Exercise prompt: Copy every line of the entries that includes the word "Neunkirchen".

(Saved entries)
---*---

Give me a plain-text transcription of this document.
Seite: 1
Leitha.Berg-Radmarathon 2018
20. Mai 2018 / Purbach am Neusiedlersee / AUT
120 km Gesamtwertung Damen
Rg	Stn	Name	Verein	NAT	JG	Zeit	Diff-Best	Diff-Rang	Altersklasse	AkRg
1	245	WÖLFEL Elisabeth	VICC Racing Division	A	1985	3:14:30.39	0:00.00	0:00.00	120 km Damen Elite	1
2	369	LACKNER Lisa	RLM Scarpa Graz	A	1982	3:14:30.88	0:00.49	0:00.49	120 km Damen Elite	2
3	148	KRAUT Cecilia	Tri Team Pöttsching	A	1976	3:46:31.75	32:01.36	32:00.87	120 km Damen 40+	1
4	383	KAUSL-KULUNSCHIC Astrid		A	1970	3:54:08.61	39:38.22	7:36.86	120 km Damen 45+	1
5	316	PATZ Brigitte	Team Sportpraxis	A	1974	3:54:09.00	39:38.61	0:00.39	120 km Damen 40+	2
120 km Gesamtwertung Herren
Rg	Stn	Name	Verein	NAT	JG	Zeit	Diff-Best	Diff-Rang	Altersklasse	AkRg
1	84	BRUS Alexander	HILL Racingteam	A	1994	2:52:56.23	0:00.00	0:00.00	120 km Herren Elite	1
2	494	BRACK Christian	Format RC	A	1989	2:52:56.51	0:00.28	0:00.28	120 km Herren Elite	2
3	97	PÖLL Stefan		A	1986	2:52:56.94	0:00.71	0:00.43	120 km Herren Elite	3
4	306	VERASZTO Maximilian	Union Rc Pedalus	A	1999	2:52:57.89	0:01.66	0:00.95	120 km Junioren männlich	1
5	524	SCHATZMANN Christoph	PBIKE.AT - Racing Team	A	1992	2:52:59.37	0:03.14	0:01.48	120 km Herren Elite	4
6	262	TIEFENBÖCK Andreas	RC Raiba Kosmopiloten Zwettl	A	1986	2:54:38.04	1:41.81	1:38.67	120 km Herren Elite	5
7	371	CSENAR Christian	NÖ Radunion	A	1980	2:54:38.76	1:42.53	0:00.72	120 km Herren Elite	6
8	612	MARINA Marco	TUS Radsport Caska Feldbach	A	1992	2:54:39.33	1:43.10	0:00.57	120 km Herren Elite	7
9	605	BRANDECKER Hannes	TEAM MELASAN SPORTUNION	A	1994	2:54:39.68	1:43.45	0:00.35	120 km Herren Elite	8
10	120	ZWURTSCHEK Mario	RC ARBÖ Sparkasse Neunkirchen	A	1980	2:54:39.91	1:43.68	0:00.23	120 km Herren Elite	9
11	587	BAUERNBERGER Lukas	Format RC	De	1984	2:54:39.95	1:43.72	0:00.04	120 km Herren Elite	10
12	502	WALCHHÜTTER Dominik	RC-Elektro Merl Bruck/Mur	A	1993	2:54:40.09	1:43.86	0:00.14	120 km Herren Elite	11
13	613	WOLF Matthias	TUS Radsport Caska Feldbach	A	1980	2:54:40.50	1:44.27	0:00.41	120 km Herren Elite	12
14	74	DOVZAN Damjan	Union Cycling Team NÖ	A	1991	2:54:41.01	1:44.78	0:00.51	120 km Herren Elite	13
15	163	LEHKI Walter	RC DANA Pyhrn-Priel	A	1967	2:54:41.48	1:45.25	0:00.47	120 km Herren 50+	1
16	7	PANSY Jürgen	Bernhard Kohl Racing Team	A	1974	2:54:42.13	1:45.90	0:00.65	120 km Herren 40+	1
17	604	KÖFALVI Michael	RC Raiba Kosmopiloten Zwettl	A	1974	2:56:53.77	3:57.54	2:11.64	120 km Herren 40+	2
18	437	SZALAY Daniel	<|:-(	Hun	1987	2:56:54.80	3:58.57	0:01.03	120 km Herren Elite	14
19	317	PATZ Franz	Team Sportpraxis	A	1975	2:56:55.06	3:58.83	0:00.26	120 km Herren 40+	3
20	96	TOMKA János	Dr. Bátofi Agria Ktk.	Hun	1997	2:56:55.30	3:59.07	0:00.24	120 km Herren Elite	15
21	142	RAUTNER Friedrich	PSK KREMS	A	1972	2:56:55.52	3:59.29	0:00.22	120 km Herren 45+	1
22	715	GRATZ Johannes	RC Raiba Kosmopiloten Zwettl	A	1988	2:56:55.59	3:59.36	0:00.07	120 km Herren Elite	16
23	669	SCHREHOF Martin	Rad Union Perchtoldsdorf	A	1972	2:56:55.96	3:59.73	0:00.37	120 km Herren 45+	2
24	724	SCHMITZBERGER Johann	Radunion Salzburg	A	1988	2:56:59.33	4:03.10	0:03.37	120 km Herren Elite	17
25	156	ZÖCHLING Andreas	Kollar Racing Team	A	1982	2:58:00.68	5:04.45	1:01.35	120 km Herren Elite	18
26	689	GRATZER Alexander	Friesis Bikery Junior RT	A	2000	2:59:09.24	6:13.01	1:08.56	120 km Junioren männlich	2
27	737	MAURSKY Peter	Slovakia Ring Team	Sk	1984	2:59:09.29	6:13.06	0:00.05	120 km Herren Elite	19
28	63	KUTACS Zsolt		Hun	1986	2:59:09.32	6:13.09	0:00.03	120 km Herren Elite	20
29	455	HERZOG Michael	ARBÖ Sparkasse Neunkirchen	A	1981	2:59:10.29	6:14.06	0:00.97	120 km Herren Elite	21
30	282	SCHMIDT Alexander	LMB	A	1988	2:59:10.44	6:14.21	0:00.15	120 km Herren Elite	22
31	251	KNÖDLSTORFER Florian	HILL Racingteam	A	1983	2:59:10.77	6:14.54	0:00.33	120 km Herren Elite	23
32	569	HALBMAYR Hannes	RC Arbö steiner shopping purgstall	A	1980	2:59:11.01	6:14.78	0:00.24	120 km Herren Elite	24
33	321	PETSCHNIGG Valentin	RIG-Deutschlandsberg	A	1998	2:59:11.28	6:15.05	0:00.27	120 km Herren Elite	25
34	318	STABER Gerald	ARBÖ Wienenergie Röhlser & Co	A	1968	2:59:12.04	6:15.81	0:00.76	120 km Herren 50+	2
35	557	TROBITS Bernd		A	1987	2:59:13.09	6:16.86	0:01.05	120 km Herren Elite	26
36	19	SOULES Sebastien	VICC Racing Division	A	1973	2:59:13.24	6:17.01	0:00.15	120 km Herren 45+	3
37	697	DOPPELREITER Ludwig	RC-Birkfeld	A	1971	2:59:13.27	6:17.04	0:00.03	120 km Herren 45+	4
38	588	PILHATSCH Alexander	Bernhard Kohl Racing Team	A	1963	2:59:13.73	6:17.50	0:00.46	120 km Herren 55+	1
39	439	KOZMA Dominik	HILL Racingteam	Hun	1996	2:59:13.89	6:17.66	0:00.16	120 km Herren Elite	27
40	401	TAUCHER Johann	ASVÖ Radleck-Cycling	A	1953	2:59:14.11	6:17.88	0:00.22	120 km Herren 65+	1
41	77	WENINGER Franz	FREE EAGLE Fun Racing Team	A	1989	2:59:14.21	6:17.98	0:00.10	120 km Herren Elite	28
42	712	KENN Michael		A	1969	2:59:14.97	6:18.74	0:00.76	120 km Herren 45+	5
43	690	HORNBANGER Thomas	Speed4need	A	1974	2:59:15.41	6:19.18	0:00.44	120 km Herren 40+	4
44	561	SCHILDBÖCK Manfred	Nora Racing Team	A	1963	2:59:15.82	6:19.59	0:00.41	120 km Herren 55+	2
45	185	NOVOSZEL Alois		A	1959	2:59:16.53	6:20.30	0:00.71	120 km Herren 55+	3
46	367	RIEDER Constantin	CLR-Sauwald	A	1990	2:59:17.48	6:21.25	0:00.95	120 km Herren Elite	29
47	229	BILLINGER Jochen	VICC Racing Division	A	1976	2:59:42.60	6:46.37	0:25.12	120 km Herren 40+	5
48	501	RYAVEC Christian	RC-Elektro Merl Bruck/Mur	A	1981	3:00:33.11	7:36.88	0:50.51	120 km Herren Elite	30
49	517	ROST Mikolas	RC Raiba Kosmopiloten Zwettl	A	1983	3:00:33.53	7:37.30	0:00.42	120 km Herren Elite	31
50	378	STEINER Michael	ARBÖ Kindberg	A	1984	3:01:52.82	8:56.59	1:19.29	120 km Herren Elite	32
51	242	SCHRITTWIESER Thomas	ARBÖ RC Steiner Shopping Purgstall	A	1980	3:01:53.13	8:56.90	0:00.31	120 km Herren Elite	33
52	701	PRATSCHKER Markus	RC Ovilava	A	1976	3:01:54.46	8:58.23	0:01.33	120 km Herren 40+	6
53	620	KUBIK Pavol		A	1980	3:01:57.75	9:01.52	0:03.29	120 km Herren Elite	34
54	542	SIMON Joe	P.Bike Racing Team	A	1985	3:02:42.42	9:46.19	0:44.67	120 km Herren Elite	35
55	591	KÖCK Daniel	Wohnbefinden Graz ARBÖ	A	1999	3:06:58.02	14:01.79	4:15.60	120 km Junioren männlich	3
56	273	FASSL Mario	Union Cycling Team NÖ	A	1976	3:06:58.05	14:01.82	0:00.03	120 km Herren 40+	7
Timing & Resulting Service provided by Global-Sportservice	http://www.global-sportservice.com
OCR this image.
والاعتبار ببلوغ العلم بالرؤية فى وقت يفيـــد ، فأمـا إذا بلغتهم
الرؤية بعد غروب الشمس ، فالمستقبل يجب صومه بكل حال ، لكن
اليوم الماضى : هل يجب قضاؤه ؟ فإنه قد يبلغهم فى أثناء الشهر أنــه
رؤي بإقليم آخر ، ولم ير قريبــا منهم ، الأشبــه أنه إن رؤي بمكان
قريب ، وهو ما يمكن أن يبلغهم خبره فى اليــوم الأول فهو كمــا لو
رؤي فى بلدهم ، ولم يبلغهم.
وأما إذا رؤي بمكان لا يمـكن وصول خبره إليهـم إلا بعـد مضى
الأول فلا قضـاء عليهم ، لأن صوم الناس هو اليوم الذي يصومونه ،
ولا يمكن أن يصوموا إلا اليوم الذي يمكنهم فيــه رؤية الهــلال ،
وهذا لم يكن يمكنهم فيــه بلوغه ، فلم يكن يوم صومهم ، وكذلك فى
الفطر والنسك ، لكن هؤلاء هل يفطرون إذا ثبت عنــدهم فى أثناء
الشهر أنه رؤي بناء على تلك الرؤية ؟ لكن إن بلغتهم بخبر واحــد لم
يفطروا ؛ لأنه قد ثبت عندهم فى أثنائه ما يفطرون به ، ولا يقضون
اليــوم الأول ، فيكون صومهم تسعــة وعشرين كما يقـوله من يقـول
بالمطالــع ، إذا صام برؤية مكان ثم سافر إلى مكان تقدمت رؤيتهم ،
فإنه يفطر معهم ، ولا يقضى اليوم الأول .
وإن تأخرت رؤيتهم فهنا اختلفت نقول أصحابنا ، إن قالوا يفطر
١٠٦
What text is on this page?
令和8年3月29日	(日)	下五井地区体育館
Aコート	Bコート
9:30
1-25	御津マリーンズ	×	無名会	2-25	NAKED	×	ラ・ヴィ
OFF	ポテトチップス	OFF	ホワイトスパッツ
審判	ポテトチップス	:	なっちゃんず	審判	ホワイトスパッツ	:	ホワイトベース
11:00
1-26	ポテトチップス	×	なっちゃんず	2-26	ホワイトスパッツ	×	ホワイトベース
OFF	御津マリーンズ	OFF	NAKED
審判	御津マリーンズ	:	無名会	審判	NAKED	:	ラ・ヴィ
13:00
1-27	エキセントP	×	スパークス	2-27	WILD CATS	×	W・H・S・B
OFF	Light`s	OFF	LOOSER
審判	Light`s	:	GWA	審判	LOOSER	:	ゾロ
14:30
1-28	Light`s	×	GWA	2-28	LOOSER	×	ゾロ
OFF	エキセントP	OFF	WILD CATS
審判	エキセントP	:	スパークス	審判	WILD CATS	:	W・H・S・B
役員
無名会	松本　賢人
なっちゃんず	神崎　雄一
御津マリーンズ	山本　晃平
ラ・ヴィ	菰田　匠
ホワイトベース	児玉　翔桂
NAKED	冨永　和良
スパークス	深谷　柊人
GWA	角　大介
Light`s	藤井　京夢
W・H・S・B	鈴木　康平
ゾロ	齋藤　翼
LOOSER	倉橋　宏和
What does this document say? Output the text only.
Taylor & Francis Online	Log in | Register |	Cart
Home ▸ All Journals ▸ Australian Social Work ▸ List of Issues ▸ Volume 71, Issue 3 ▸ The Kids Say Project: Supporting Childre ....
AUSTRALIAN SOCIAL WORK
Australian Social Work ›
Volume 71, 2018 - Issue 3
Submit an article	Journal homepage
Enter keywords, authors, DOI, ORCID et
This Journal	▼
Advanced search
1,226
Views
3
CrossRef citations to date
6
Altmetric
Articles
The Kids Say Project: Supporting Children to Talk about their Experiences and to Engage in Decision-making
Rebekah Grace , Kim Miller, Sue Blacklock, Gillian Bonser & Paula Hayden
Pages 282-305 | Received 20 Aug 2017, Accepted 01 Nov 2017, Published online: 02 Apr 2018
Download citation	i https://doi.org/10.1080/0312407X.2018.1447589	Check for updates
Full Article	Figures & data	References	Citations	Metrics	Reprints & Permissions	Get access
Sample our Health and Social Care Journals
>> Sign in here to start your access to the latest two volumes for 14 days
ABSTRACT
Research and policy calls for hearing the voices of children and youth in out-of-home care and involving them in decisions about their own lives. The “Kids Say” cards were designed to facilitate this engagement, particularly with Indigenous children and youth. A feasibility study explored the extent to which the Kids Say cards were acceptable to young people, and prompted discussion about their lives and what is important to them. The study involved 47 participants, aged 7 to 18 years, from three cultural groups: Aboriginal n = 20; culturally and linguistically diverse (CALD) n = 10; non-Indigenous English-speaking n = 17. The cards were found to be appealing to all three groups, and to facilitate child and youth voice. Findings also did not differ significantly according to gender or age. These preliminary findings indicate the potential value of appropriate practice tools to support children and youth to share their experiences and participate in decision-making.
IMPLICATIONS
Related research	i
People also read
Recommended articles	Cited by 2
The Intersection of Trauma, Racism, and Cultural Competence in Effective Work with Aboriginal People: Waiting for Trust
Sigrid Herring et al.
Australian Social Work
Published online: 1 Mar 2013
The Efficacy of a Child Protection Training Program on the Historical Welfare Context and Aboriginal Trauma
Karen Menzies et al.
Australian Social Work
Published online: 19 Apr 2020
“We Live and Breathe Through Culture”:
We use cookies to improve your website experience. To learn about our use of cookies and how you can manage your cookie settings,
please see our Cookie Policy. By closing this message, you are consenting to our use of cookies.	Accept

---*---

Right answer:
10	120	ZWURTSCHEK Mario	RC ARBÖ Sparkasse Neunkirchen	A	1980	2:54:39.91	1:43.68	0:00.23	120 km Herren Elite	9
29	455	HERZOG Michael	ARBÖ Sparkasse Neunkirchen	A	1981	2:59:10.29	6:14.06	0:00.97	120 km Herren Elite	21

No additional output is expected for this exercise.